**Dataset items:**
◇ ◇ ◇ ◇ ◇ ◇ ◇

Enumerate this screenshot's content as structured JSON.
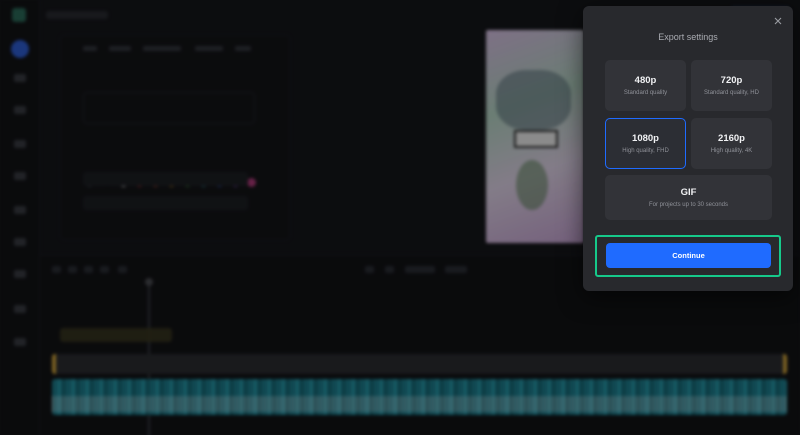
{
  "modal": {
    "title": "Export settings",
    "close_icon": "close-icon",
    "options": [
      {
        "label": "480p",
        "desc": "Standard quality"
      },
      {
        "label": "720p",
        "desc": "Standard quality, HD"
      },
      {
        "label": "1080p",
        "desc": "High quality, FHD",
        "selected": true
      },
      {
        "label": "2160p",
        "desc": "High quality, 4K"
      },
      {
        "label": "GIF",
        "desc": "For projects up to 30 seconds"
      }
    ],
    "continue_label": "Continue"
  },
  "colors": {
    "accent": "#1f6bff",
    "highlight": "#16c98a",
    "modal_bg": "#28292d",
    "option_bg": "#323338"
  }
}
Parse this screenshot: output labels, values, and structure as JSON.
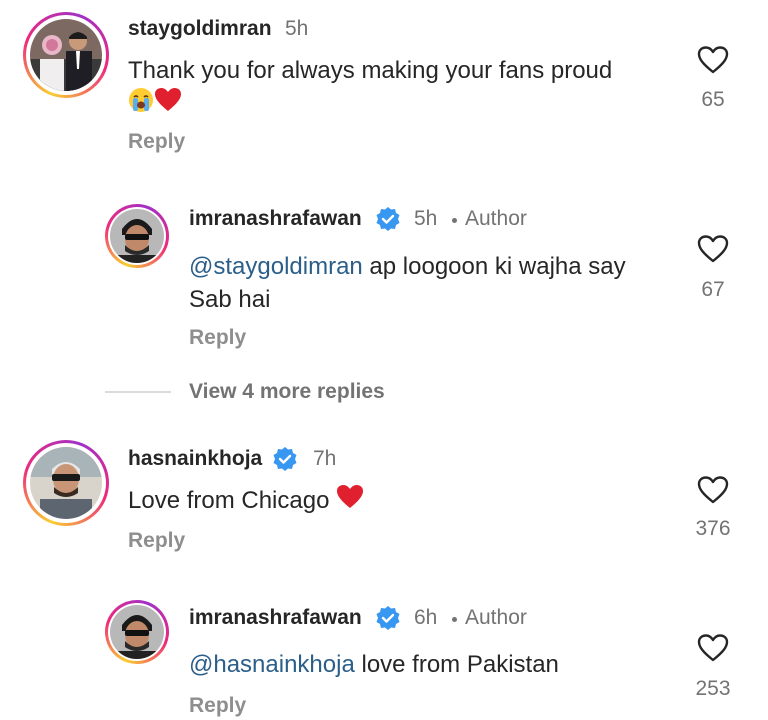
{
  "comments": [
    {
      "username": "staygoldimran",
      "time": "5h",
      "text": "Thank you for always making your fans proud",
      "emoji": [
        "loudly-crying-face-emoji",
        "red-heart-emoji"
      ],
      "reply_label": "Reply",
      "likes": "65"
    },
    {
      "username": "imranashrafawan",
      "verified": true,
      "time": "5h",
      "author_label": "Author",
      "mention": "@staygoldimran",
      "text": " ap loogoon ki wajha say Sab hai",
      "reply_label": "Reply",
      "likes": "67"
    },
    {
      "username": "hasnainkhoja",
      "verified": true,
      "time": "7h",
      "text": "Love from Chicago",
      "emoji": [
        "red-heart-emoji"
      ],
      "reply_label": "Reply",
      "likes": "376"
    },
    {
      "username": "imranashrafawan",
      "verified": true,
      "time": "6h",
      "author_label": "Author",
      "mention": "@hasnainkhoja",
      "text": " love from Pakistan",
      "reply_label": "Reply",
      "likes": "253"
    }
  ],
  "view_more": {
    "label": "View 4 more replies"
  },
  "colors": {
    "username": "#262626",
    "meta": "#737373",
    "mention": "#2b5f8a",
    "verified": "#3897f0",
    "heart_emoji": "#e0202e"
  },
  "icons": {
    "like": "heart-outline-icon",
    "verified": "verified-badge-icon"
  }
}
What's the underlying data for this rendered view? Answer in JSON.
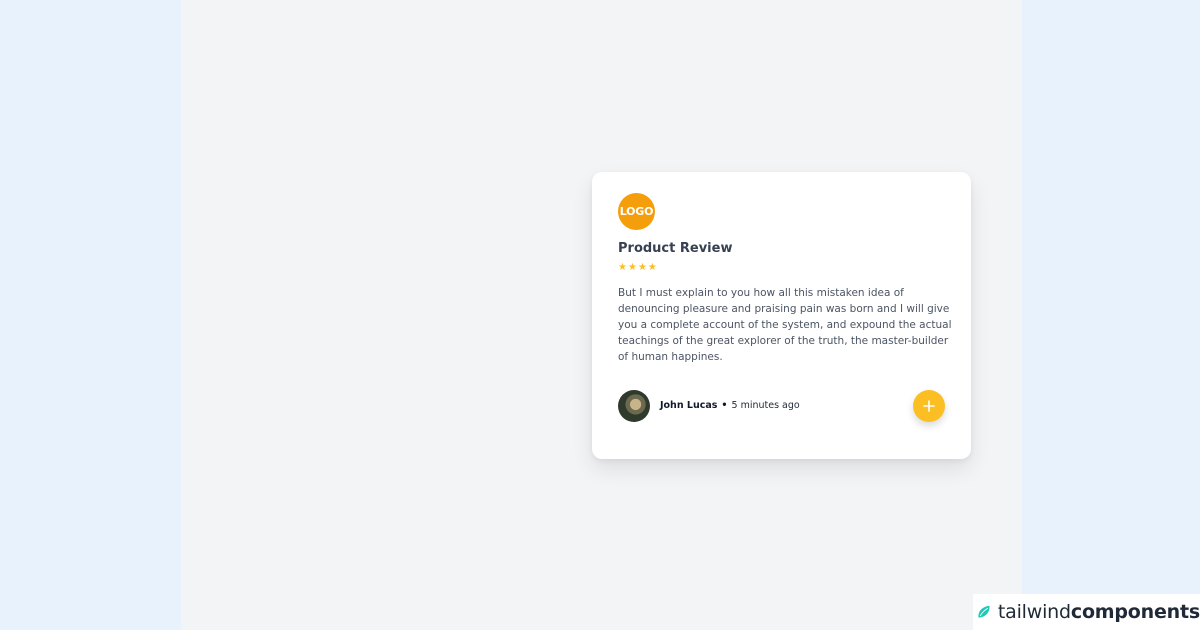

◇ ◇ ◇ ◇ ◇ ◇ ◇

**Exercise goal:** Restate each line of the records exactly; pictures do not belong in the copy.

**The result:**
Enumerate this screenshot's content as structured JSON.
{
  "modal": {
    "title": "Export settings",
    "close_icon": "close-icon",
    "options": [
      {
        "label": "480p",
        "desc": "Standard quality"
      },
      {
        "label": "720p",
        "desc": "Standard quality, HD"
      },
      {
        "label": "1080p",
        "desc": "High quality, FHD",
        "selected": true
      },
      {
        "label": "2160p",
        "desc": "High quality, 4K"
      },
      {
        "label": "GIF",
        "desc": "For projects up to 30 seconds"
      }
    ],
    "continue_label": "Continue"
  },
  "colors": {
    "accent": "#1f6bff",
    "highlight": "#16c98a",
    "modal_bg": "#28292d",
    "option_bg": "#323338"
  }
}
Parse this screenshot: output labels, values, and structure as JSON.
{
  "comments": [
    {
      "username": "staygoldimran",
      "time": "5h",
      "text": "Thank you for always making your fans proud",
      "emoji": [
        "loudly-crying-face-emoji",
        "red-heart-emoji"
      ],
      "reply_label": "Reply",
      "likes": "65"
    },
    {
      "username": "imranashrafawan",
      "verified": true,
      "time": "5h",
      "author_label": "Author",
      "mention": "@staygoldimran",
      "text": " ap loogoon ki wajha say Sab hai",
      "reply_label": "Reply",
      "likes": "67"
    },
    {
      "username": "hasnainkhoja",
      "verified": true,
      "time": "7h",
      "text": "Love from Chicago",
      "emoji": [
        "red-heart-emoji"
      ],
      "reply_label": "Reply",
      "likes": "376"
    },
    {
      "username": "imranashrafawan",
      "verified": true,
      "time": "6h",
      "author_label": "Author",
      "mention": "@hasnainkhoja",
      "text": " love from Pakistan",
      "reply_label": "Reply",
      "likes": "253"
    }
  ],
  "view_more": {
    "label": "View 4 more replies"
  },
  "colors": {
    "username": "#262626",
    "meta": "#737373",
    "mention": "#2b5f8a",
    "verified": "#3897f0",
    "heart_emoji": "#e0202e"
  },
  "icons": {
    "like": "heart-outline-icon",
    "verified": "verified-badge-icon"
  }
}
What's the underlying data for this rendered view? Answer in JSON.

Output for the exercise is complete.